# Task details:
Reproduce all the entries exactly.
#### The data
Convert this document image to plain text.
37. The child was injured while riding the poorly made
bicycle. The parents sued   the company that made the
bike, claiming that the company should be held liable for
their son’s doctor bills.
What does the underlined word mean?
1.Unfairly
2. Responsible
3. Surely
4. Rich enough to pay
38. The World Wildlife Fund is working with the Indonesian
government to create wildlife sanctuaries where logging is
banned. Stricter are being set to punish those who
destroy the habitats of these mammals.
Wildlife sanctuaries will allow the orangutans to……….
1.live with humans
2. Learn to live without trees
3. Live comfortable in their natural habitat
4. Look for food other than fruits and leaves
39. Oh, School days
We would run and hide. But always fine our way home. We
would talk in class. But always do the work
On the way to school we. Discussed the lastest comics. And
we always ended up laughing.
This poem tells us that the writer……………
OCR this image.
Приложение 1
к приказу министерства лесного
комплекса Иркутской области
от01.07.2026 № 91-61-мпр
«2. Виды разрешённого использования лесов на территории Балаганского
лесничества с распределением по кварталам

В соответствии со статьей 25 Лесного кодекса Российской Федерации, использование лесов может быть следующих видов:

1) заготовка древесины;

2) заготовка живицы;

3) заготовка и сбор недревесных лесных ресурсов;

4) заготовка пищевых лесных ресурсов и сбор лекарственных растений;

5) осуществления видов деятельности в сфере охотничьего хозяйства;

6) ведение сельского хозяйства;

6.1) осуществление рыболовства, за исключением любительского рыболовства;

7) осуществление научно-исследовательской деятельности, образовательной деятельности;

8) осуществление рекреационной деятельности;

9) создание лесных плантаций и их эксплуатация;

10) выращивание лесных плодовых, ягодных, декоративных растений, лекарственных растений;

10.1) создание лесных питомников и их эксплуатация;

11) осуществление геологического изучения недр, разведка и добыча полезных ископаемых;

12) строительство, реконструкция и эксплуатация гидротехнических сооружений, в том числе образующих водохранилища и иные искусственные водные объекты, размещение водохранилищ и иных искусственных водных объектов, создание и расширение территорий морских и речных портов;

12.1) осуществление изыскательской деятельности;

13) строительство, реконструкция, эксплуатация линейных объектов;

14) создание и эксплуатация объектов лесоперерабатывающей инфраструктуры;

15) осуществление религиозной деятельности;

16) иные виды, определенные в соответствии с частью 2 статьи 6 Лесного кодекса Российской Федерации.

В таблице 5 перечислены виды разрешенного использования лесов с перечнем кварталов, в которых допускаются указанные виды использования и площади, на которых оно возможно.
########
# Written response:
Convert this document image to plain text.
37. The child was injured while riding the poorly made
bicycle. The parents sued   the company that made the
bike, claiming that the company should be held liable for
their son’s doctor bills.
What does the underlined word mean?
1.Unfairly
2. Responsible
3. Surely
4. Rich enough to pay
38. The World Wildlife Fund is working with the Indonesian
government to create wildlife sanctuaries where logging is
banned. Stricter are being set to punish those who
destroy the habitats of these mammals.
Wildlife sanctuaries will allow the orangutans to……….
1.live with humans
2. Learn to live without trees
3. Live comfortable in their natural habitat
4. Look for food other than fruits and leaves
39. Oh, School days
We would run and hide. But always fine our way home. We
would talk in class. But always do the work
On the way to school we. Discussed the lastest comics. And
we always ended up laughing.
This poem tells us that the writer……………
OCR this image.
Приложение 1
к приказу министерства лесного
комплекса Иркутской области
от01.07.2026 № 91-61-мпр
«2. Виды разрешённого использования лесов на территории Балаганского
лесничества с распределением по кварталам

В соответствии со статьей 25 Лесного кодекса Российской Федерации, использование лесов может быть следующих видов:

1) заготовка древесины;

2) заготовка живицы;

3) заготовка и сбор недревесных лесных ресурсов;

4) заготовка пищевых лесных ресурсов и сбор лекарственных растений;

5) осуществления видов деятельности в сфере охотничьего хозяйства;

6) ведение сельского хозяйства;

6.1) осуществление рыболовства, за исключением любительского рыболовства;

7) осуществление научно-исследовательской деятельности, образовательной деятельности;

8) осуществление рекреационной деятельности;

9) создание лесных плантаций и их эксплуатация;

10) выращивание лесных плодовых, ягодных, декоративных растений, лекарственных растений;

10.1) создание лесных питомников и их эксплуатация;

11) осуществление геологического изучения недр, разведка и добыча полезных ископаемых;

12) строительство, реконструкция и эксплуатация гидротехнических сооружений, в том числе образующих водохранилища и иные искусственные водные объекты, размещение водохранилищ и иных искусственных водных объектов, создание и расширение территорий морских и речных портов;

12.1) осуществление изыскательской деятельности;

13) строительство, реконструкция, эксплуатация линейных объектов;

14) создание и эксплуатация объектов лесоперерабатывающей инфраструктуры;

15) осуществление религиозной деятельности;

16) иные виды, определенные в соответствии с частью 2 статьи 6 Лесного кодекса Российской Федерации.

В таблице 5 перечислены виды разрешенного использования лесов с перечнем кварталов, в которых допускаются указанные виды использования и площади, на которых оно возможно.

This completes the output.